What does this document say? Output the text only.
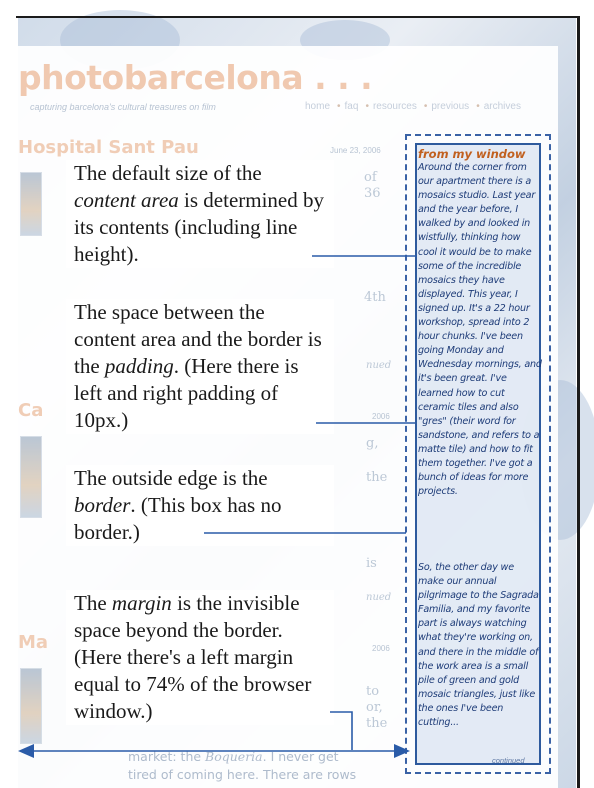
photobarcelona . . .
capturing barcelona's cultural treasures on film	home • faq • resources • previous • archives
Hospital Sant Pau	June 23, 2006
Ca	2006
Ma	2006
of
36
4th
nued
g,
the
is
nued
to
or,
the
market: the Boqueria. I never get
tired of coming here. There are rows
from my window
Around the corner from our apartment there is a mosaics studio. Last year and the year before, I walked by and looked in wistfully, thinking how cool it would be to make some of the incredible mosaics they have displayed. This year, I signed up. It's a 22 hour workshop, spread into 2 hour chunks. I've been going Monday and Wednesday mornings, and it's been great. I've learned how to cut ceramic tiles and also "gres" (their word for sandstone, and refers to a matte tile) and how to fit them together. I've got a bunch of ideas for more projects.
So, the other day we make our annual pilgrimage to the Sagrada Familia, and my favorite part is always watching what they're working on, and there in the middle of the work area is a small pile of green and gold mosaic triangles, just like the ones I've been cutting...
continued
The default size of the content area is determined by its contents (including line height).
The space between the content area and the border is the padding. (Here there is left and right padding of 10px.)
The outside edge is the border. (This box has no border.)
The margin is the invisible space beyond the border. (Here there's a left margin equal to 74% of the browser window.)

WHAT YOU ARE ASKED TO DO
Determine the number of lines in the listing that hold the word "content", and supply that number and nothing further.

TASK SOLUTION
2